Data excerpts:
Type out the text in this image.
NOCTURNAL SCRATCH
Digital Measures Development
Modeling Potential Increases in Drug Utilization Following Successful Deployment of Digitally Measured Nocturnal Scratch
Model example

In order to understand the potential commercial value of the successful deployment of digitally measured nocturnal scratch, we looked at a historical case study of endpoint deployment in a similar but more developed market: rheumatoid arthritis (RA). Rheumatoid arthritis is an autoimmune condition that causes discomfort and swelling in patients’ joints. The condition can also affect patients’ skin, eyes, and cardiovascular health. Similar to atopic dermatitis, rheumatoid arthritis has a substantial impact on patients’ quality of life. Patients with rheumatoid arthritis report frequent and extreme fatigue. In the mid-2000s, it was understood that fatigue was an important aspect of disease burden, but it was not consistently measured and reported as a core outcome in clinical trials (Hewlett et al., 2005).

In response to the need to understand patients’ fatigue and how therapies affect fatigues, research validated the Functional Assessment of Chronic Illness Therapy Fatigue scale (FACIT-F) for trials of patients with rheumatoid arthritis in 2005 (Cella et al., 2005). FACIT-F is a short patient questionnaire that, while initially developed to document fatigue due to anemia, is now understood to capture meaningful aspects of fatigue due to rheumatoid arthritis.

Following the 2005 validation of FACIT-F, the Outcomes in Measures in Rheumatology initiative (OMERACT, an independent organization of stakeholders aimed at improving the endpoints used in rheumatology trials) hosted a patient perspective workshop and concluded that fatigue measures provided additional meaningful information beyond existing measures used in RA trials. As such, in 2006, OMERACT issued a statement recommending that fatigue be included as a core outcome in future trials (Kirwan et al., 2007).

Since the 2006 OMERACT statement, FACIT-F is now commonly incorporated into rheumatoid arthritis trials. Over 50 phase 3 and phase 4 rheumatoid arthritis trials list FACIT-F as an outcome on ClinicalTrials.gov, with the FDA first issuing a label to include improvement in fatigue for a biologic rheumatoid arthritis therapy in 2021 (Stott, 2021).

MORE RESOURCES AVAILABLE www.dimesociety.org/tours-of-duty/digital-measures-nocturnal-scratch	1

REQUIREMENT: Generate a verbatim printout of all the entries.

EXERCISE SOLUTION:
Type out the text in this image.
NOCTURNAL SCRATCH
Digital Measures Development
Modeling Potential Increases in Drug Utilization Following Successful Deployment of Digitally Measured Nocturnal Scratch
Model example

In order to understand the potential commercial value of the successful deployment of digitally measured nocturnal scratch, we looked at a historical case study of endpoint deployment in a similar but more developed market: rheumatoid arthritis (RA). Rheumatoid arthritis is an autoimmune condition that causes discomfort and swelling in patients’ joints. The condition can also affect patients’ skin, eyes, and cardiovascular health. Similar to atopic dermatitis, rheumatoid arthritis has a substantial impact on patients’ quality of life. Patients with rheumatoid arthritis report frequent and extreme fatigue. In the mid-2000s, it was understood that fatigue was an important aspect of disease burden, but it was not consistently measured and reported as a core outcome in clinical trials (Hewlett et al., 2005).

In response to the need to understand patients’ fatigue and how therapies affect fatigues, research validated the Functional Assessment of Chronic Illness Therapy Fatigue scale (FACIT-F) for trials of patients with rheumatoid arthritis in 2005 (Cella et al., 2005). FACIT-F is a short patient questionnaire that, while initially developed to document fatigue due to anemia, is now understood to capture meaningful aspects of fatigue due to rheumatoid arthritis.

Following the 2005 validation of FACIT-F, the Outcomes in Measures in Rheumatology initiative (OMERACT, an independent organization of stakeholders aimed at improving the endpoints used in rheumatology trials) hosted a patient perspective workshop and concluded that fatigue measures provided additional meaningful information beyond existing measures used in RA trials. As such, in 2006, OMERACT issued a statement recommending that fatigue be included as a core outcome in future trials (Kirwan et al., 2007).

Since the 2006 OMERACT statement, FACIT-F is now commonly incorporated into rheumatoid arthritis trials. Over 50 phase 3 and phase 4 rheumatoid arthritis trials list FACIT-F as an outcome on ClinicalTrials.gov, with the FDA first issuing a label to include improvement in fatigue for a biologic rheumatoid arthritis therapy in 2021 (Stott, 2021).

MORE RESOURCES AVAILABLE www.dimesociety.org/tours-of-duty/digital-measures-nocturnal-scratch	1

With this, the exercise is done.